THE EXERCISE: The answer is one number: how many lines in the data below hold "text".

(Stored records)
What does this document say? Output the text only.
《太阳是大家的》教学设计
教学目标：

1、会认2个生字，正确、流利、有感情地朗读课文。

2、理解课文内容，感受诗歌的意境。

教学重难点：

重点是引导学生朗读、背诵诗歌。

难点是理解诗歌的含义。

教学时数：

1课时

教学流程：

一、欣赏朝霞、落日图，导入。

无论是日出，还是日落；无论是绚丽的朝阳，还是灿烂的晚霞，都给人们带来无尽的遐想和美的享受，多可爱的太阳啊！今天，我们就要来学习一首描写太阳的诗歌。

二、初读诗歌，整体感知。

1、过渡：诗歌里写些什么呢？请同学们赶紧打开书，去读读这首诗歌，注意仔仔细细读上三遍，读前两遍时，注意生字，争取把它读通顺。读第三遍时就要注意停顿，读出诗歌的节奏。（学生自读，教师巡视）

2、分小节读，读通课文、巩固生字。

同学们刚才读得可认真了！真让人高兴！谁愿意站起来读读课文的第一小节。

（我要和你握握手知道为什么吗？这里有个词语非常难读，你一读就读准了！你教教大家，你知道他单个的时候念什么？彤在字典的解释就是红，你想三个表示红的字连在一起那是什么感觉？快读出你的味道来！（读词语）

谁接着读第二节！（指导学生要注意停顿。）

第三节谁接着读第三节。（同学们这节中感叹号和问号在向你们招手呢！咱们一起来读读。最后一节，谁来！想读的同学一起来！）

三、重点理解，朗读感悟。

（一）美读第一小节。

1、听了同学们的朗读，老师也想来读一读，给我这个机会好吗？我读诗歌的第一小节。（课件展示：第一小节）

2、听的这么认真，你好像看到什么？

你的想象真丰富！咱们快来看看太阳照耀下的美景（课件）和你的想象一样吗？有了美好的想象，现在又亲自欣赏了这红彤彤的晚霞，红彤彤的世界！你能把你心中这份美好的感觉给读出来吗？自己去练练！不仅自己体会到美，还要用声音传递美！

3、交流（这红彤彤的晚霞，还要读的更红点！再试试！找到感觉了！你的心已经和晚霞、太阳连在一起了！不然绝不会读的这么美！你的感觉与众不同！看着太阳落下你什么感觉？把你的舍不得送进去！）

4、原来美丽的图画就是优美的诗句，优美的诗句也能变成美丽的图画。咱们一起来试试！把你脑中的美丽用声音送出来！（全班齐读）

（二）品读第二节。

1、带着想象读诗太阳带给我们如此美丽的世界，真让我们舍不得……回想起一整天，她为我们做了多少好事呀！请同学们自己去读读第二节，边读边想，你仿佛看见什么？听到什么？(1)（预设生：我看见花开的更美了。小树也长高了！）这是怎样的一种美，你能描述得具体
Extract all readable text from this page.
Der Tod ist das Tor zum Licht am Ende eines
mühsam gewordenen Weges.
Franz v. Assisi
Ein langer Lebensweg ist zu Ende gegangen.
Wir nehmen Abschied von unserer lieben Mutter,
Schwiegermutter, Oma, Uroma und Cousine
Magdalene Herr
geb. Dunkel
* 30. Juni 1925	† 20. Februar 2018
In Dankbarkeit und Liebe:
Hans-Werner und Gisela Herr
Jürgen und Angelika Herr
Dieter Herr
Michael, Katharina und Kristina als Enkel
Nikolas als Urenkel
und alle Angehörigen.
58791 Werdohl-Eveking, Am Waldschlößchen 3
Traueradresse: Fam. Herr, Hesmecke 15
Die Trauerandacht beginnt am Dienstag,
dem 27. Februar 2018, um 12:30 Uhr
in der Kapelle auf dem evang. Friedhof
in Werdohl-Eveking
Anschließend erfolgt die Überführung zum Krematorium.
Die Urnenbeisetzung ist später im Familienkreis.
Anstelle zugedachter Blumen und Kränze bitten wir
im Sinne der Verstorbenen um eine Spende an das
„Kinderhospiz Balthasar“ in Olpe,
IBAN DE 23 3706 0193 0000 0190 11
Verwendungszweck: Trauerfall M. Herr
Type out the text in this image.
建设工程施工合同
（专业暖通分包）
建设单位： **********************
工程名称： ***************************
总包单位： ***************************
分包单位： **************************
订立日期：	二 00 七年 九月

EXERCISE SOLUTION: 3